Exactly reproduce the lines from the line bearing "Read all visible content and emit it as JSON." through the end of the listing, inclusive of both; pictures are to be omitted.

# start of AVAILABLE DATA

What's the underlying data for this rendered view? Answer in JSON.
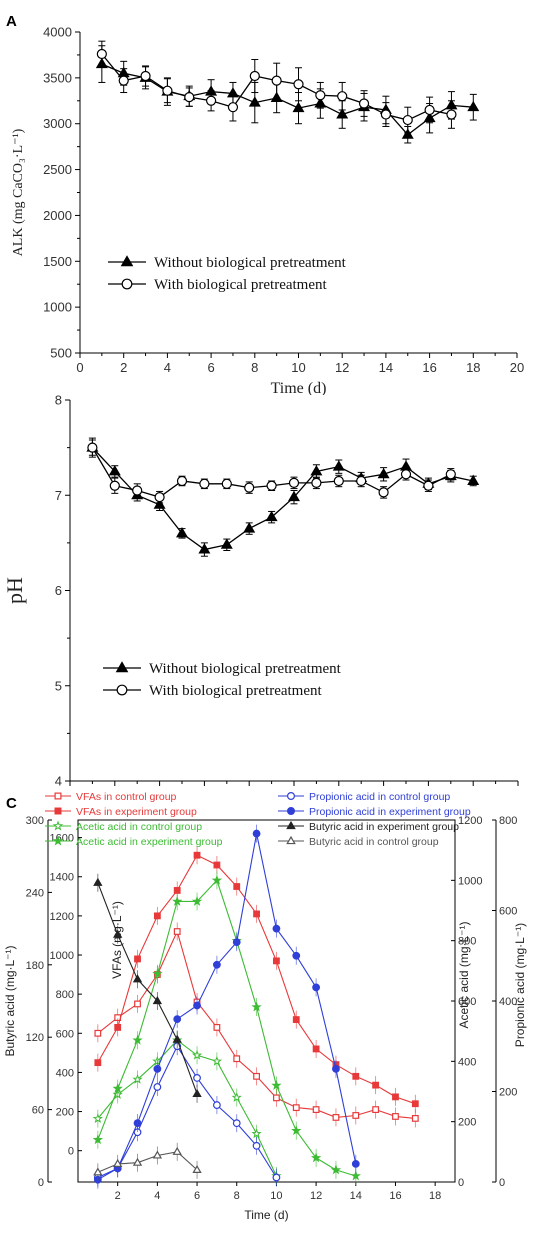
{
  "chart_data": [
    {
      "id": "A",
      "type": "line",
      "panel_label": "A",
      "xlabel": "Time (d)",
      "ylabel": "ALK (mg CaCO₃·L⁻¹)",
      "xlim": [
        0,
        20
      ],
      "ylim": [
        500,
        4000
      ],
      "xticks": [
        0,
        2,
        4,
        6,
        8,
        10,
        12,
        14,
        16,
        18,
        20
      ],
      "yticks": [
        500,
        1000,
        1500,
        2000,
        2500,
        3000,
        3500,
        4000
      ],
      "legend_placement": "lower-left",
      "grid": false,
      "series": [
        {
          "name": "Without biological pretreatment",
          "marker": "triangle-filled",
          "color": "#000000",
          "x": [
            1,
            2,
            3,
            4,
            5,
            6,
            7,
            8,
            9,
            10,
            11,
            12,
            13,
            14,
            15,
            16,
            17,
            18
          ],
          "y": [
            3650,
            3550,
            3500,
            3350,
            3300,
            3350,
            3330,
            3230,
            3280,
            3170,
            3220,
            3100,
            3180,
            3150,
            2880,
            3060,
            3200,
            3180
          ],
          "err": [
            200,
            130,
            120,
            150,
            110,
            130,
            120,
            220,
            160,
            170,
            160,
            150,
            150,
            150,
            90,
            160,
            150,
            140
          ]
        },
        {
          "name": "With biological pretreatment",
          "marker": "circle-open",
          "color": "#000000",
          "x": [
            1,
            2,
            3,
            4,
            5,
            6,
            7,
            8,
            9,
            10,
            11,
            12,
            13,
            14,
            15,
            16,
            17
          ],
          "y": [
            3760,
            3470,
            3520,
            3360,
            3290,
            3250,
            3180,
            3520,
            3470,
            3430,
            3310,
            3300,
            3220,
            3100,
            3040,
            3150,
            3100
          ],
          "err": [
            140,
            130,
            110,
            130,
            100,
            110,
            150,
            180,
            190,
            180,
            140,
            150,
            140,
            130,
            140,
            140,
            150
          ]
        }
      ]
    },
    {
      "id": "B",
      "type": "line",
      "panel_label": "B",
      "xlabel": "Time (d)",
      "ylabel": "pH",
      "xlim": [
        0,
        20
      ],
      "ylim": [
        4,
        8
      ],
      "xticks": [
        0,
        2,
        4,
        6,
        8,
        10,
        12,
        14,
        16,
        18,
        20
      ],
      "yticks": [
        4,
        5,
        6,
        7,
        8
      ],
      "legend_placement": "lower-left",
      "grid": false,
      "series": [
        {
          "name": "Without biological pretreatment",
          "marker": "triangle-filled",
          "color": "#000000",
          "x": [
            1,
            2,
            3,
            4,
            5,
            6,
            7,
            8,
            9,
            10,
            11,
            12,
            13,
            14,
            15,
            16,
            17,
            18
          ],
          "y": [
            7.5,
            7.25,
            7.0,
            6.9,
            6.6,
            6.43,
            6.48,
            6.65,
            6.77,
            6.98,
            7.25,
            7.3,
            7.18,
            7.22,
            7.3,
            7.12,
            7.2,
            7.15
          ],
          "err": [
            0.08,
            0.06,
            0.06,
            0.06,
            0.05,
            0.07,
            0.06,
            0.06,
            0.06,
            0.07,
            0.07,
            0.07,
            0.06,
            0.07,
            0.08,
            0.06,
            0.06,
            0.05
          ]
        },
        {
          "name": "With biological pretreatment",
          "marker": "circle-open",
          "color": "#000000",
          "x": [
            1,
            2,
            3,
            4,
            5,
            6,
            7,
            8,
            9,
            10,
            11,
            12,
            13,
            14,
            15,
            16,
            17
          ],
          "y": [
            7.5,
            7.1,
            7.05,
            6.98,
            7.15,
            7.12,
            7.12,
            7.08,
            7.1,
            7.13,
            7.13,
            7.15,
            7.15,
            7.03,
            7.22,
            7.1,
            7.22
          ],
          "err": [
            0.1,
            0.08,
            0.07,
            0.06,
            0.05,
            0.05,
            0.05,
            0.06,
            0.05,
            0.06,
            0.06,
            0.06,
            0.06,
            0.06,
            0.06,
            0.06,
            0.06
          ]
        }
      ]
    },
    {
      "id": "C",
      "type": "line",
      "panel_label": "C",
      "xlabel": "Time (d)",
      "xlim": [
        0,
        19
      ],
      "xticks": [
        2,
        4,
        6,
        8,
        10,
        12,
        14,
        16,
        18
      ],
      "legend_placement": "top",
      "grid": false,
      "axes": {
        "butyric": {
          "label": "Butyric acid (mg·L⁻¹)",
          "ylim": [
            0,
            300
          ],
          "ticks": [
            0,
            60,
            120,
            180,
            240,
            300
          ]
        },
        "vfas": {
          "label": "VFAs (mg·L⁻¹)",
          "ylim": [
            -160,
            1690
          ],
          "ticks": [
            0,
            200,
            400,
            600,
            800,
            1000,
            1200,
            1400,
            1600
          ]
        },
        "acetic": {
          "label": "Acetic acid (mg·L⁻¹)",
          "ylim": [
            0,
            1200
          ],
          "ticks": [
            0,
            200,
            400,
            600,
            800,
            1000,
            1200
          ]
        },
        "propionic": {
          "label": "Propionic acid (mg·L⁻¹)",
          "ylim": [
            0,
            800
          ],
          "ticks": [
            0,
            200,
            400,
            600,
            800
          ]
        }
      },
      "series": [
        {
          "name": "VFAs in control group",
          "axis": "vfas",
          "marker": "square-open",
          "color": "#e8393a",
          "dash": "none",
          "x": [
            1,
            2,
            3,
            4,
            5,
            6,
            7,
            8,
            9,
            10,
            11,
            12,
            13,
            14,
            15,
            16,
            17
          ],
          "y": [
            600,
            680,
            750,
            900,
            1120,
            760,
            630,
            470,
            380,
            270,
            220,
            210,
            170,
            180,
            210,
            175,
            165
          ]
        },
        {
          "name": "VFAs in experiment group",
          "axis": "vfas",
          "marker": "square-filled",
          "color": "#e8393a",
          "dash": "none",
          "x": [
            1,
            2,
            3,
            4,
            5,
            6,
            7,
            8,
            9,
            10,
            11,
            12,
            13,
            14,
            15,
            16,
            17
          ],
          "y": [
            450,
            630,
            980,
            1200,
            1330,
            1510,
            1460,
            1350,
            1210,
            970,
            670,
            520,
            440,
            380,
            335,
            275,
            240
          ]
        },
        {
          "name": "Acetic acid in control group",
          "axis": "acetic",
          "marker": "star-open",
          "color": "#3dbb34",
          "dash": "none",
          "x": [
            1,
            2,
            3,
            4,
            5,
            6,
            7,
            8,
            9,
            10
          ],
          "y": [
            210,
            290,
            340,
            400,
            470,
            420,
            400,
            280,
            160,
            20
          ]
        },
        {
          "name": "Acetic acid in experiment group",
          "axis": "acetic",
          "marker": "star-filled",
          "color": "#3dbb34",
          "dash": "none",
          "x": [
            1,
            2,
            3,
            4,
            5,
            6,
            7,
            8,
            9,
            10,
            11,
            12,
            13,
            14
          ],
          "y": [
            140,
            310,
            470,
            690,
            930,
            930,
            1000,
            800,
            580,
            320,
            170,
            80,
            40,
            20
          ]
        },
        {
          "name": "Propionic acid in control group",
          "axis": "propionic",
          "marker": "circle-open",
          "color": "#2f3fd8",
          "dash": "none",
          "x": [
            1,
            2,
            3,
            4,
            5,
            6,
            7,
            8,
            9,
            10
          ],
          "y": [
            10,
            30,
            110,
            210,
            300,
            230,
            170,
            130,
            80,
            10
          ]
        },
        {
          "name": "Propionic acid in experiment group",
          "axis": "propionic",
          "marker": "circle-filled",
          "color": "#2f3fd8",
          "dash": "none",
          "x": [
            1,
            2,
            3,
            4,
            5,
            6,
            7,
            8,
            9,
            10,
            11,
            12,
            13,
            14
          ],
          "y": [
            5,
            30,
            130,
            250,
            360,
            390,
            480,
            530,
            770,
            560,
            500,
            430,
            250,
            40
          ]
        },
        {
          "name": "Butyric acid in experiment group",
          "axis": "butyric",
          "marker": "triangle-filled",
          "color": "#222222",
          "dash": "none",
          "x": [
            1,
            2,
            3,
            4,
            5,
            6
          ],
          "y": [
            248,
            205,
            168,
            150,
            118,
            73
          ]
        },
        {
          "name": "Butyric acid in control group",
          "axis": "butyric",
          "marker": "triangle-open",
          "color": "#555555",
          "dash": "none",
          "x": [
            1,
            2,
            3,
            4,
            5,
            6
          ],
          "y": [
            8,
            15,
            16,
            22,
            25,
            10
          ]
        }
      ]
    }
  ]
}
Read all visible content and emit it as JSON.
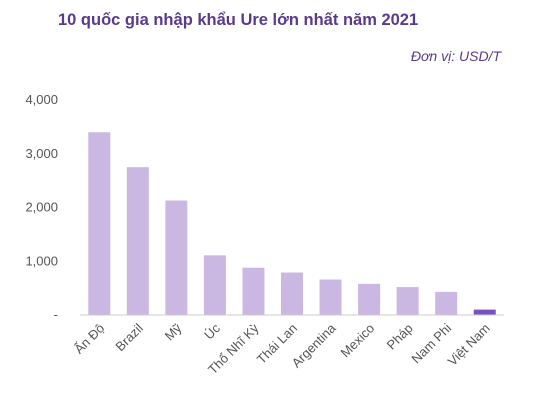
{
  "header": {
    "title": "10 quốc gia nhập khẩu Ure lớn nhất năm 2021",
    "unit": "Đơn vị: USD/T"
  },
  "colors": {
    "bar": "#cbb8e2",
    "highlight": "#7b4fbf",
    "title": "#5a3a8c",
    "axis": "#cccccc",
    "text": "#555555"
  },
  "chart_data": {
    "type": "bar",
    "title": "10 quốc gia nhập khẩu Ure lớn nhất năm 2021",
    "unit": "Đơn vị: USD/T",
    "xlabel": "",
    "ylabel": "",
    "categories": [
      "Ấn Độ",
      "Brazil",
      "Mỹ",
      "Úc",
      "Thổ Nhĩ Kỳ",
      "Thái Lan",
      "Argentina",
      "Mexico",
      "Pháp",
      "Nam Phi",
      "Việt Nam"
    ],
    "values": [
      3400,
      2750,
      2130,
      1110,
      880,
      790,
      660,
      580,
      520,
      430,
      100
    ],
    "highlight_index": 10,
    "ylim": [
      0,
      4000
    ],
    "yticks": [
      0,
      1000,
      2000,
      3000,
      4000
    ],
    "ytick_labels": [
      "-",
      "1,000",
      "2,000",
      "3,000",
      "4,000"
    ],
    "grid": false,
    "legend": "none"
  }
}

# end of AVAILABLE DATA

FULL OUTPUT:
Read all visible content and emit it as JSON.
{
  "header": {
    "title": "10 quốc gia nhập khẩu Ure lớn nhất năm 2021",
    "unit": "Đơn vị: USD/T"
  },
  "colors": {
    "bar": "#cbb8e2",
    "highlight": "#7b4fbf",
    "title": "#5a3a8c",
    "axis": "#cccccc",
    "text": "#555555"
  },
  "chart_data": {
    "type": "bar",
    "title": "10 quốc gia nhập khẩu Ure lớn nhất năm 2021",
    "unit": "Đơn vị: USD/T",
    "xlabel": "",
    "ylabel": "",
    "categories": [
      "Ấn Độ",
      "Brazil",
      "Mỹ",
      "Úc",
      "Thổ Nhĩ Kỳ",
      "Thái Lan",
      "Argentina",
      "Mexico",
      "Pháp",
      "Nam Phi",
      "Việt Nam"
    ],
    "values": [
      3400,
      2750,
      2130,
      1110,
      880,
      790,
      660,
      580,
      520,
      430,
      100
    ],
    "highlight_index": 10,
    "ylim": [
      0,
      4000
    ],
    "yticks": [
      0,
      1000,
      2000,
      3000,
      4000
    ],
    "ytick_labels": [
      "-",
      "1,000",
      "2,000",
      "3,000",
      "4,000"
    ],
    "grid": false,
    "legend": "none"
  }
}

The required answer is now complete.